Records supplied start
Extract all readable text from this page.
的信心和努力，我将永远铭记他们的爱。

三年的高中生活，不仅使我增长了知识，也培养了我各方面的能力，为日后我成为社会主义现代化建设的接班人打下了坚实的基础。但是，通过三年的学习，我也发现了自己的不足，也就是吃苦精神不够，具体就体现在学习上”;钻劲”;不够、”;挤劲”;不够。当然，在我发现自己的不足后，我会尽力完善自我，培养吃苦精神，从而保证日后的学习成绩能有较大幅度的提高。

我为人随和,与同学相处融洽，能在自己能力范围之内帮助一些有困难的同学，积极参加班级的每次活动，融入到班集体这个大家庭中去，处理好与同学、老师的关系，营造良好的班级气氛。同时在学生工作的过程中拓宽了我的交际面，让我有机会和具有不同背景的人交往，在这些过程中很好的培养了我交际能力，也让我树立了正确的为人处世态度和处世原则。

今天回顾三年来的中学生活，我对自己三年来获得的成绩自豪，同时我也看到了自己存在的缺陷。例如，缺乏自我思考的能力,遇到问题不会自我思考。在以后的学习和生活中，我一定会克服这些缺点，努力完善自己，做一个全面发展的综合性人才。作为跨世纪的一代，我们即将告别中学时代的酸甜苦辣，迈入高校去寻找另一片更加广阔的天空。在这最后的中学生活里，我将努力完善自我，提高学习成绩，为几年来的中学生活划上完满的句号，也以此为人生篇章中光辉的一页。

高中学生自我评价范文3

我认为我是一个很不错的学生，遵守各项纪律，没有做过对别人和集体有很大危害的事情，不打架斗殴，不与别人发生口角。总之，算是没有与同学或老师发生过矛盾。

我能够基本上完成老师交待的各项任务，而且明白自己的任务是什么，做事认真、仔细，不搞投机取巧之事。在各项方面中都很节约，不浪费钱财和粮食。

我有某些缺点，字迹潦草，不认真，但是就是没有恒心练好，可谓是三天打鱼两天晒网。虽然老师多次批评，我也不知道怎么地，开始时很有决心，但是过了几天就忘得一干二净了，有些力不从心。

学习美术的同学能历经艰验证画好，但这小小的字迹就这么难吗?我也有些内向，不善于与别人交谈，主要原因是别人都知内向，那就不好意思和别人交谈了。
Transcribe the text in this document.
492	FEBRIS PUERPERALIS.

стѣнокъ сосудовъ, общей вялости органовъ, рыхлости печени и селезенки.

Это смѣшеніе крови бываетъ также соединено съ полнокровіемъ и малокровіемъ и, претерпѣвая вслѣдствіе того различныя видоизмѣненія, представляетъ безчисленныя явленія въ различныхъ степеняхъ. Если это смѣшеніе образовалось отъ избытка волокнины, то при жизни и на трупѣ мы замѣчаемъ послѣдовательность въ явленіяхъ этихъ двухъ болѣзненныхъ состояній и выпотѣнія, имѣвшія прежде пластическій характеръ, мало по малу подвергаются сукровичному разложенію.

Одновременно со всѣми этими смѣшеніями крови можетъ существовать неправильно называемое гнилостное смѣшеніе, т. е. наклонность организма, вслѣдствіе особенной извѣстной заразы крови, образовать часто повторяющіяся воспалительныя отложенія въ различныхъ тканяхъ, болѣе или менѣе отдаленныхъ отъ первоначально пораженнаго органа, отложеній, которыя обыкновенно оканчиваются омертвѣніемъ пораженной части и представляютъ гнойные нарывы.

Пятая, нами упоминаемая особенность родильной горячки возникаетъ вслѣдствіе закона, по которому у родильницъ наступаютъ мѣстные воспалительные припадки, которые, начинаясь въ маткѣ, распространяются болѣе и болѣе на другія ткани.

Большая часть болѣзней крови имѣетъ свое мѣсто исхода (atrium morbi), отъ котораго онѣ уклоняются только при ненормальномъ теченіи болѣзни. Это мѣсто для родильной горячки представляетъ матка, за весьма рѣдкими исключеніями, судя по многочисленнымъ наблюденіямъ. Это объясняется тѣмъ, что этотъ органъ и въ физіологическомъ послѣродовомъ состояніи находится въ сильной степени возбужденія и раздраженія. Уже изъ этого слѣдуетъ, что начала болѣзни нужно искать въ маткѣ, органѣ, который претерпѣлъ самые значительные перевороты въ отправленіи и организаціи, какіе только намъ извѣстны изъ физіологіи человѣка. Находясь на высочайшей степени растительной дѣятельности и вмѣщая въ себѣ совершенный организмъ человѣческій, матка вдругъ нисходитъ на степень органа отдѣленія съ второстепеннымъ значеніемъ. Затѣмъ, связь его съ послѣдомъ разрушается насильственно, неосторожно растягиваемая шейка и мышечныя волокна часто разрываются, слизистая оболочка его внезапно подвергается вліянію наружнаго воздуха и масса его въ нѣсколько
Records supplied end
Work to complete
Return, from the data, each line that has the word "this" in it.

The output
Extract all readable text from this page.
Transcribe the text in this document.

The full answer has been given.